Do this
Gather up all lines that carry the word "speaker".

Available data

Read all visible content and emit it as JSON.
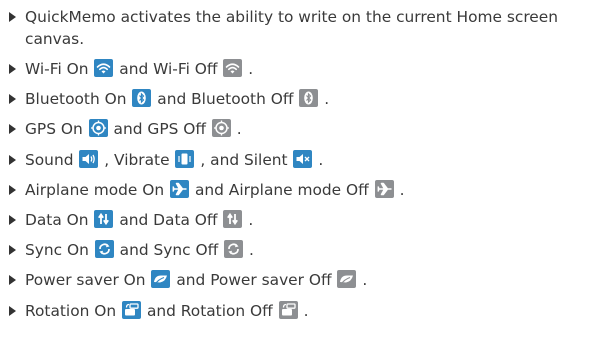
{
  "items": [
    {
      "text": "QuickMemo activates the ability to write on the current Home screen canvas."
    },
    {
      "a": "Wi-Fi On ",
      "b": " and Wi-Fi Off ",
      "c": "."
    },
    {
      "a": "Bluetooth On ",
      "b": " and Bluetooth Off ",
      "c": "."
    },
    {
      "a": "GPS On ",
      "b": " and GPS Off ",
      "c": "."
    },
    {
      "a": "Sound ",
      "b": ", Vibrate ",
      "c": ", and Silent ",
      "d": "."
    },
    {
      "a": "Airplane mode On ",
      "b": " and Airplane mode Off ",
      "c": "."
    },
    {
      "a": "Data On ",
      "b": " and Data Off ",
      "c": "."
    },
    {
      "a": "Sync On ",
      "b": " and Sync Off ",
      "c": "."
    },
    {
      "a": "Power saver On ",
      "b": " and Power saver Off ",
      "c": "."
    },
    {
      "a": "Rotation On ",
      "b": " and Rotation Off ",
      "c": "."
    }
  ],
  "icons": {
    "wifi_on": "wifi-icon",
    "wifi_off": "wifi-icon",
    "bluetooth_on": "bluetooth-icon",
    "bluetooth_off": "bluetooth-icon",
    "gps_on": "gps-icon",
    "gps_off": "gps-icon",
    "sound": "speaker-icon",
    "vibrate": "vibrate-icon",
    "silent": "muted-speaker-icon",
    "airplane_on": "airplane-icon",
    "airplane_off": "airplane-icon",
    "data_on": "data-arrows-icon",
    "data_off": "data-arrows-icon",
    "sync_on": "sync-icon",
    "sync_off": "sync-icon",
    "power_saver_on": "power-saver-icon",
    "power_saver_off": "power-saver-icon",
    "rotation_on": "rotation-icon",
    "rotation_off": "rotation-icon"
  },
  "colors": {
    "text": "#3a3a3a",
    "bullet": "#333333",
    "icon_on": "#2f86c2",
    "icon_off": "#8d8f92"
  }
}
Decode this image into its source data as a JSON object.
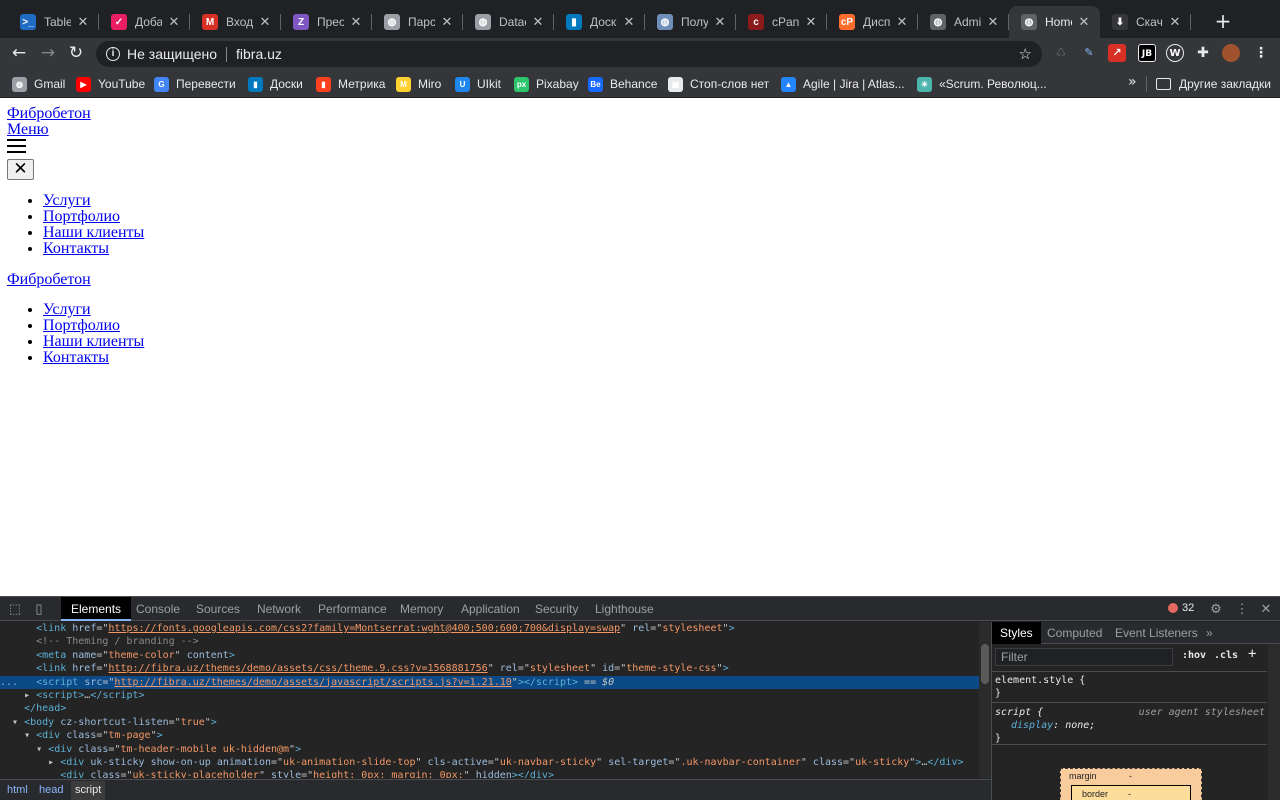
{
  "tabs": [
    {
      "title": "Tabler",
      "favicon": "tabler-icon",
      "color": "#206bc4",
      "glyph": ">_"
    },
    {
      "title": "Добавь",
      "favicon": "check-heart-icon",
      "color": "#e91e63",
      "glyph": "✓"
    },
    {
      "title": "Входящ",
      "favicon": "gmail-icon",
      "color": "#d93025",
      "glyph": "M"
    },
    {
      "title": "Преобр",
      "favicon": "converter-icon",
      "color": "#7e57c2",
      "glyph": "Z"
    },
    {
      "title": "Парсер",
      "favicon": "globe-icon",
      "color": "#9aa0a6",
      "glyph": "◍"
    },
    {
      "title": "Datacol",
      "favicon": "globe-icon",
      "color": "#9aa0a6",
      "glyph": "◍"
    },
    {
      "title": "Доски",
      "favicon": "trello-icon",
      "color": "#0079bf",
      "glyph": "▮"
    },
    {
      "title": "Получ",
      "favicon": "planet-icon",
      "color": "#6f8fb8",
      "glyph": "◍"
    },
    {
      "title": "cPanel",
      "favicon": "cpanel-icon",
      "color": "#8b1a1a",
      "glyph": "c"
    },
    {
      "title": "Диспе",
      "favicon": "cp-orange-icon",
      "color": "#ff6c2c",
      "glyph": "cP"
    },
    {
      "title": "Admin",
      "favicon": "globe-icon",
      "color": "#5f6368",
      "glyph": "◍"
    },
    {
      "title": "Home",
      "favicon": "globe-icon",
      "color": "#5f6368",
      "glyph": "◍",
      "active": true
    },
    {
      "title": "Скачан",
      "favicon": "download-icon",
      "color": "#35363a",
      "glyph": "⬇"
    }
  ],
  "omnibox": {
    "security_label": "Не защищено",
    "url": "fibra.uz"
  },
  "bookmarks": [
    {
      "label": "Gmail",
      "icon": "globe-icon",
      "color": "#9aa0a6",
      "glyph": "◍"
    },
    {
      "label": "YouTube",
      "icon": "youtube-icon",
      "color": "#ff0000",
      "glyph": "▶"
    },
    {
      "label": "Перевести",
      "icon": "google-translate-icon",
      "color": "#4285f4",
      "glyph": "G"
    },
    {
      "label": "Доски",
      "icon": "trello-icon",
      "color": "#0079bf",
      "glyph": "▮"
    },
    {
      "label": "Метрика",
      "icon": "metrika-icon",
      "color": "#fc3f1d",
      "glyph": "▮"
    },
    {
      "label": "Miro",
      "icon": "miro-icon",
      "color": "#ffd02f",
      "glyph": "M"
    },
    {
      "label": "UIkit",
      "icon": "uikit-icon",
      "color": "#1e87f0",
      "glyph": "U"
    },
    {
      "label": "Pixabay",
      "icon": "pixabay-icon",
      "color": "#2ec66d",
      "glyph": "px"
    },
    {
      "label": "Behance",
      "icon": "behance-icon",
      "color": "#1769ff",
      "glyph": "Be"
    },
    {
      "label": "Стоп-слов нет",
      "icon": "stopwords-icon",
      "color": "#e8eaed",
      "glyph": "▦"
    },
    {
      "label": "Agile | Jira | Atlas...",
      "icon": "atlassian-icon",
      "color": "#2684ff",
      "glyph": "▲"
    },
    {
      "label": "«Scrum. Революц...",
      "icon": "scrum-icon",
      "color": "#4db6ac",
      "glyph": "✳"
    }
  ],
  "other_bookmarks": "Другие закладки",
  "page": {
    "brand": "Фибробетон",
    "menu": "Меню",
    "nav": [
      "Услуги",
      "Портфолио",
      "Наши клиенты",
      "Контакты"
    ]
  },
  "devtools": {
    "tabs": [
      "Elements",
      "Console",
      "Sources",
      "Network",
      "Performance",
      "Memory",
      "Application",
      "Security",
      "Lighthouse"
    ],
    "active_tab": "Elements",
    "error_count": "32",
    "breadcrumbs": [
      "html",
      "head",
      "script"
    ],
    "styles_tabs": [
      "Styles",
      "Computed",
      "Event Listeners"
    ],
    "filter_placeholder": "Filter",
    "hov": ":hov",
    "cls": ".cls",
    "element_style": "element.style {",
    "close_brace": "}",
    "rule_selector": "script {",
    "rule_source": "user agent stylesheet",
    "rule_prop": "display",
    "rule_value": "none;",
    "box_margin": "margin",
    "box_border": "border",
    "box_dash": "-"
  }
}
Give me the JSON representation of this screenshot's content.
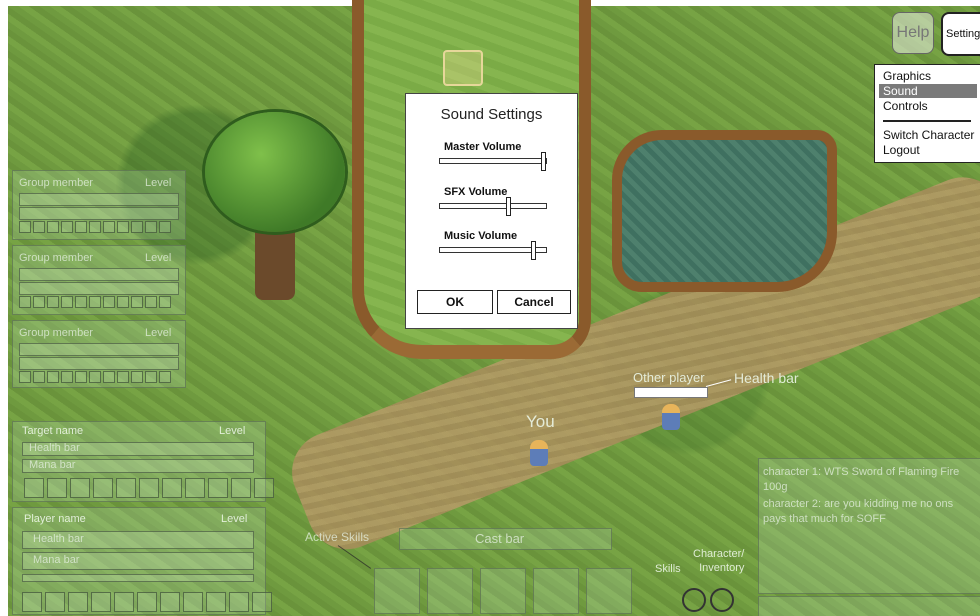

Task solution
    "sound": "speaker-icon",
    "silent": "muted-speaker-icon",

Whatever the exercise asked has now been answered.